- [What is required]
Copy the listing below in full and skip every picture.

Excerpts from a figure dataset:
####
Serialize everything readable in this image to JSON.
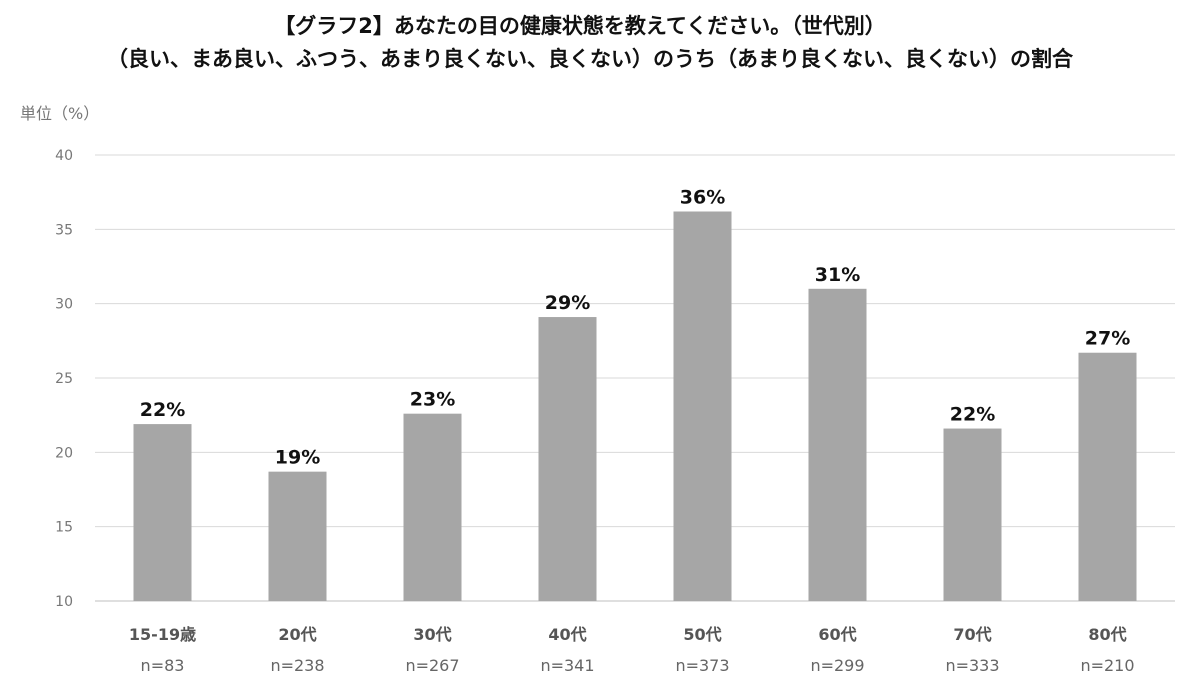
{
  "chart_data": {
    "type": "bar",
    "title": "【グラフ2】あなたの目の健康状態を教えてください。（世代別）",
    "subtitle": "（良い、まあ良い、ふつう、あまり良くない、良くない）のうち（あまり良くない、良くない）の割合",
    "ylabel": "単位（%）",
    "xlabel": "",
    "ylim": [
      10,
      40
    ],
    "yticks": [
      10,
      15,
      20,
      25,
      30,
      35,
      40
    ],
    "grid": true,
    "categories": [
      "15-19歳",
      "20代",
      "30代",
      "40代",
      "50代",
      "60代",
      "70代",
      "80代"
    ],
    "sample_sizes": [
      "n=83",
      "n=238",
      "n=267",
      "n=341",
      "n=373",
      "n=299",
      "n=333",
      "n=210"
    ],
    "values": [
      21.9,
      18.7,
      22.6,
      29.1,
      36.2,
      31.0,
      21.6,
      26.7
    ],
    "data_labels": [
      "22%",
      "19%",
      "23%",
      "29%",
      "36%",
      "31%",
      "22%",
      "27%"
    ],
    "bar_color": "#a6a6a6"
  }
}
####
- [The answer]
Serialize everything readable in this image to JSON.
{
  "chart_data": {
    "type": "bar",
    "title": "【グラフ2】あなたの目の健康状態を教えてください。（世代別）",
    "subtitle": "（良い、まあ良い、ふつう、あまり良くない、良くない）のうち（あまり良くない、良くない）の割合",
    "ylabel": "単位（%）",
    "xlabel": "",
    "ylim": [
      10,
      40
    ],
    "yticks": [
      10,
      15,
      20,
      25,
      30,
      35,
      40
    ],
    "grid": true,
    "categories": [
      "15-19歳",
      "20代",
      "30代",
      "40代",
      "50代",
      "60代",
      "70代",
      "80代"
    ],
    "sample_sizes": [
      "n=83",
      "n=238",
      "n=267",
      "n=341",
      "n=373",
      "n=299",
      "n=333",
      "n=210"
    ],
    "values": [
      21.9,
      18.7,
      22.6,
      29.1,
      36.2,
      31.0,
      21.6,
      26.7
    ],
    "data_labels": [
      "22%",
      "19%",
      "23%",
      "29%",
      "36%",
      "31%",
      "22%",
      "27%"
    ],
    "bar_color": "#a6a6a6"
  }
}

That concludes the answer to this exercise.